■ **Exercise objective**
Retype the records that come next, word for word.

[Stored data entries]
>>>

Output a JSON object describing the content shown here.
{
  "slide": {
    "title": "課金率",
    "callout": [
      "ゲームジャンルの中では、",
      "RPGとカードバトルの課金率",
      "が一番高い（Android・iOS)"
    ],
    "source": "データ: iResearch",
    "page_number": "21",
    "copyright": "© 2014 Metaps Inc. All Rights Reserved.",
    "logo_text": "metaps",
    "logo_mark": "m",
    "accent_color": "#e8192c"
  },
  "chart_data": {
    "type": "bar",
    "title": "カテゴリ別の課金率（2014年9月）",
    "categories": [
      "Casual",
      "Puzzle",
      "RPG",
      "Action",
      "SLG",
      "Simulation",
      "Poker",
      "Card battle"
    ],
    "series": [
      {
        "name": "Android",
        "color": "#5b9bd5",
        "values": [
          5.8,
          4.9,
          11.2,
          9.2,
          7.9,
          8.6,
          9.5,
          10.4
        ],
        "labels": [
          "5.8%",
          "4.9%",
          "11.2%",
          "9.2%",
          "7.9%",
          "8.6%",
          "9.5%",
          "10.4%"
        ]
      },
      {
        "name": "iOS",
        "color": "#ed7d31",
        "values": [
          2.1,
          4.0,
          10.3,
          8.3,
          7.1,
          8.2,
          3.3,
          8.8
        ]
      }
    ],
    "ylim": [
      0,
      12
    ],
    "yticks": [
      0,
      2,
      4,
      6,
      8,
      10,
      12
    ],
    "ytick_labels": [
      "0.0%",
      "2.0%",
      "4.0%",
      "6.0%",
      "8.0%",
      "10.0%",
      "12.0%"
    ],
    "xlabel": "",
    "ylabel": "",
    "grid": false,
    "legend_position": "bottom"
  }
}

<<<

■ **Full response**
Output a JSON object describing the content shown here.
{
  "slide": {
    "title": "課金率",
    "callout": [
      "ゲームジャンルの中では、",
      "RPGとカードバトルの課金率",
      "が一番高い（Android・iOS)"
    ],
    "source": "データ: iResearch",
    "page_number": "21",
    "copyright": "© 2014 Metaps Inc. All Rights Reserved.",
    "logo_text": "metaps",
    "logo_mark": "m",
    "accent_color": "#e8192c"
  },
  "chart_data": {
    "type": "bar",
    "title": "カテゴリ別の課金率（2014年9月）",
    "categories": [
      "Casual",
      "Puzzle",
      "RPG",
      "Action",
      "SLG",
      "Simulation",
      "Poker",
      "Card battle"
    ],
    "series": [
      {
        "name": "Android",
        "color": "#5b9bd5",
        "values": [
          5.8,
          4.9,
          11.2,
          9.2,
          7.9,
          8.6,
          9.5,
          10.4
        ],
        "labels": [
          "5.8%",
          "4.9%",
          "11.2%",
          "9.2%",
          "7.9%",
          "8.6%",
          "9.5%",
          "10.4%"
        ]
      },
      {
        "name": "iOS",
        "color": "#ed7d31",
        "values": [
          2.1,
          4.0,
          10.3,
          8.3,
          7.1,
          8.2,
          3.3,
          8.8
        ]
      }
    ],
    "ylim": [
      0,
      12
    ],
    "yticks": [
      0,
      2,
      4,
      6,
      8,
      10,
      12
    ],
    "ytick_labels": [
      "0.0%",
      "2.0%",
      "4.0%",
      "6.0%",
      "8.0%",
      "10.0%",
      "12.0%"
    ],
    "xlabel": "",
    "ylabel": "",
    "grid": false,
    "legend_position": "bottom"
  }
}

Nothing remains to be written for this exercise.